§ Written task
Please give the listing again in its entirety, exactly as written.

[Extracted records]
*-*-*
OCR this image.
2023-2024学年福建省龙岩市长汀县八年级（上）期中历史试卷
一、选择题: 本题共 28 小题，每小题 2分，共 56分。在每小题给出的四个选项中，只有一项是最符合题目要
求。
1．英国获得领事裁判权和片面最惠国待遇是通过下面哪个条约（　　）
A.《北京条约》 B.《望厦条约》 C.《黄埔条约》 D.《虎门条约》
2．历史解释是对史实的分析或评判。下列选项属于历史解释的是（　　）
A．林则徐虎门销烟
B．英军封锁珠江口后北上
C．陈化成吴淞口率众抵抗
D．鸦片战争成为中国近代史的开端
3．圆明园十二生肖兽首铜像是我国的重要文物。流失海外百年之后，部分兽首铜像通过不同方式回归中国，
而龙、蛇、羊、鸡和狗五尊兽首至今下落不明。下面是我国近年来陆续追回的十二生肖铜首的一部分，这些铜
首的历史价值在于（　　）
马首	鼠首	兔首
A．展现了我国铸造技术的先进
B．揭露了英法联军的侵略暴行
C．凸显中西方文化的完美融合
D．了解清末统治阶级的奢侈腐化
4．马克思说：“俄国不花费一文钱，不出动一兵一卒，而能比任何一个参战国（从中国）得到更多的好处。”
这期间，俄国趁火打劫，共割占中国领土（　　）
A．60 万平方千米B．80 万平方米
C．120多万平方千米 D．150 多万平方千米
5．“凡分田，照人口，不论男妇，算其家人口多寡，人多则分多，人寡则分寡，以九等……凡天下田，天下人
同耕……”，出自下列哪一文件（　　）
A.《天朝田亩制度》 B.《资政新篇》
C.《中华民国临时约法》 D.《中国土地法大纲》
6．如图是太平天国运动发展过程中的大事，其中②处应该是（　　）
*-*-*
§ Task result
OCR this image.
2023-2024学年福建省龙岩市长汀县八年级（上）期中历史试卷
一、选择题: 本题共 28 小题，每小题 2分，共 56分。在每小题给出的四个选项中，只有一项是最符合题目要
求。
1．英国获得领事裁判权和片面最惠国待遇是通过下面哪个条约（　　）
A.《北京条约》 B.《望厦条约》 C.《黄埔条约》 D.《虎门条约》
2．历史解释是对史实的分析或评判。下列选项属于历史解释的是（　　）
A．林则徐虎门销烟
B．英军封锁珠江口后北上
C．陈化成吴淞口率众抵抗
D．鸦片战争成为中国近代史的开端
3．圆明园十二生肖兽首铜像是我国的重要文物。流失海外百年之后，部分兽首铜像通过不同方式回归中国，
而龙、蛇、羊、鸡和狗五尊兽首至今下落不明。下面是我国近年来陆续追回的十二生肖铜首的一部分，这些铜
首的历史价值在于（　　）
马首	鼠首	兔首
A．展现了我国铸造技术的先进
B．揭露了英法联军的侵略暴行
C．凸显中西方文化的完美融合
D．了解清末统治阶级的奢侈腐化
4．马克思说：“俄国不花费一文钱，不出动一兵一卒，而能比任何一个参战国（从中国）得到更多的好处。”
这期间，俄国趁火打劫，共割占中国领土（　　）
A．60 万平方千米B．80 万平方米
C．120多万平方千米 D．150 多万平方千米
5．“凡分田，照人口，不论男妇，算其家人口多寡，人多则分多，人寡则分寡，以九等……凡天下田，天下人
同耕……”，出自下列哪一文件（　　）
A.《天朝田亩制度》 B.《资政新篇》
C.《中华民国临时约法》 D.《中国土地法大纲》
6．如图是太平天国运动发展过程中的大事，其中②处应该是（　　）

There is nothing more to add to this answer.